*** INFORMATION PROVIDED ***

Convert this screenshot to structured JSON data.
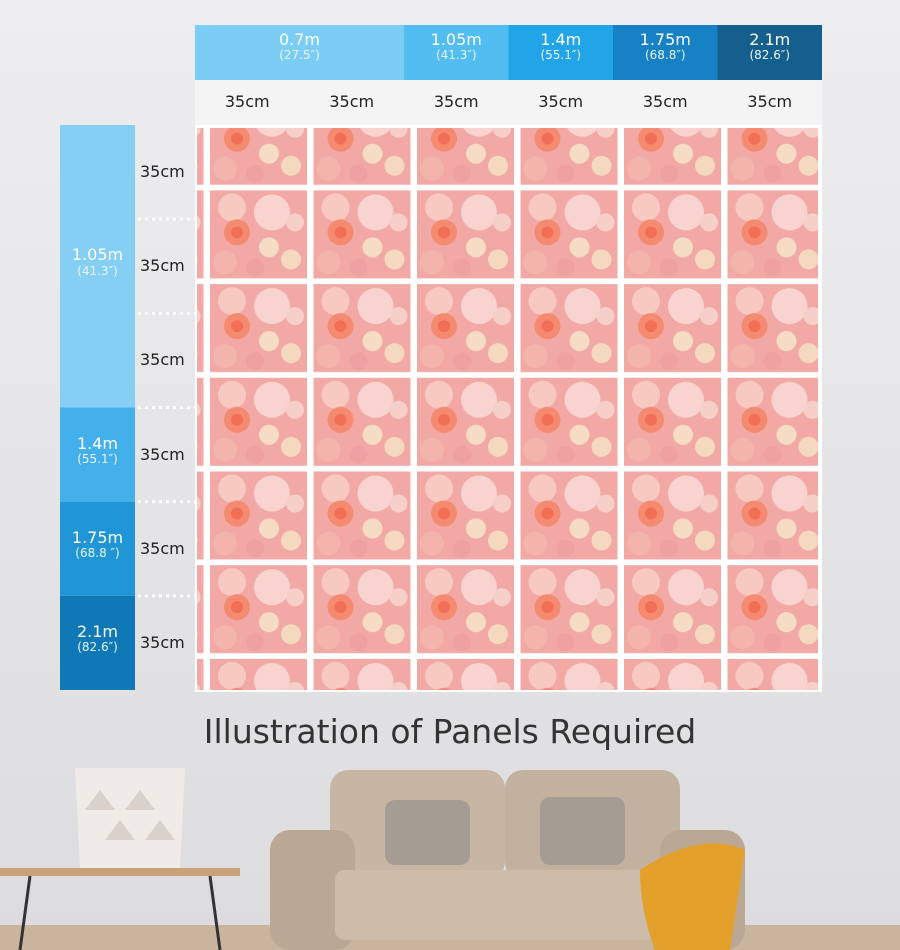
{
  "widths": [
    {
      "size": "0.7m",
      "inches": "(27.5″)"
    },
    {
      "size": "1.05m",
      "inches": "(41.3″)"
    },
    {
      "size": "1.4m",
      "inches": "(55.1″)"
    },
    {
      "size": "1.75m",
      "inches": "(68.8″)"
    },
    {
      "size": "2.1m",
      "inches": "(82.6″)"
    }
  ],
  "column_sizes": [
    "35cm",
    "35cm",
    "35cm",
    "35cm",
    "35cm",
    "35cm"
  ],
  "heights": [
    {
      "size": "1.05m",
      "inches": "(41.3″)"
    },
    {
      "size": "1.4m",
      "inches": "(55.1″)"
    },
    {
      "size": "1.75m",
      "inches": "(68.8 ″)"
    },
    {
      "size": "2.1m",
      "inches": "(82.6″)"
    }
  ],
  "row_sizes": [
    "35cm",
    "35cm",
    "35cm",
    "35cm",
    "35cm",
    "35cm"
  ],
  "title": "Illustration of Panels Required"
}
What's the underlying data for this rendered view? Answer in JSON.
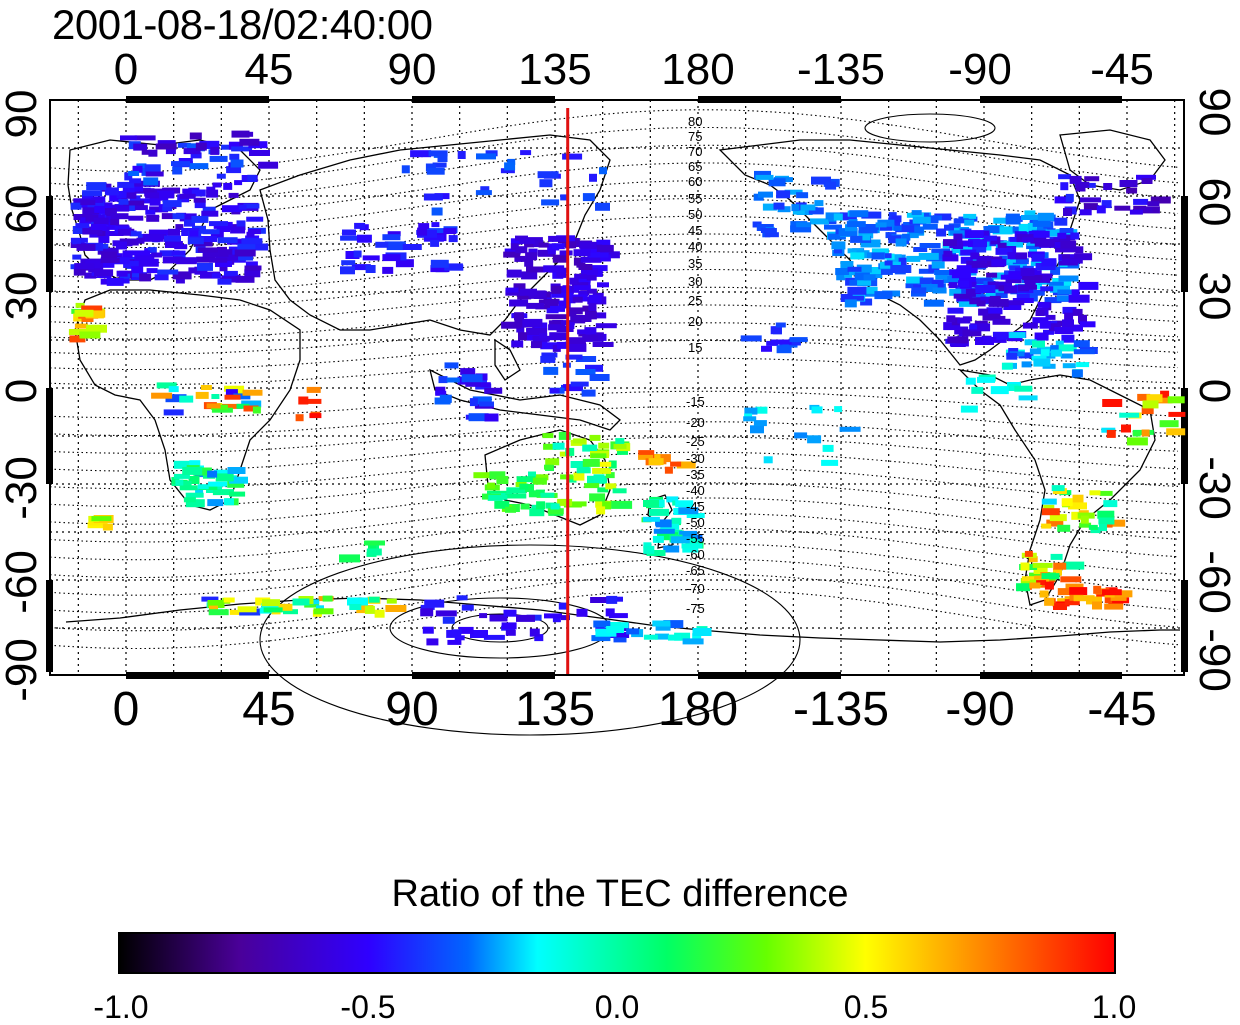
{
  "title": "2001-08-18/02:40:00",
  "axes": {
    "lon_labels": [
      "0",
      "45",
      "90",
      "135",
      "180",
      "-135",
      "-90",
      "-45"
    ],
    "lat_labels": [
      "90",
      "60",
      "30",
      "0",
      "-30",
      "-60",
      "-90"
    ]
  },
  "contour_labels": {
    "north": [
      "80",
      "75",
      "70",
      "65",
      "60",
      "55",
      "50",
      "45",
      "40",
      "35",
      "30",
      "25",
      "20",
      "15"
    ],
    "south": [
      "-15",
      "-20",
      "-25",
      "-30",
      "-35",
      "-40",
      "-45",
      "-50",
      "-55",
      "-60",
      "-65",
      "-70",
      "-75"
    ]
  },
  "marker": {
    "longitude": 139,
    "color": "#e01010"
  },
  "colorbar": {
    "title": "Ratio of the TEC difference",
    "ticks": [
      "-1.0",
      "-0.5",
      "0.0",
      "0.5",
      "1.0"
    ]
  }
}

***

- _TASK INSTRUCTIONS_
Check every line for "this" and show the ones that have it.

- _WRITTEN ANSWER_
Convert this screenshot to structured JSON data.
What's the underlying data for this rendered view? Answer in JSON.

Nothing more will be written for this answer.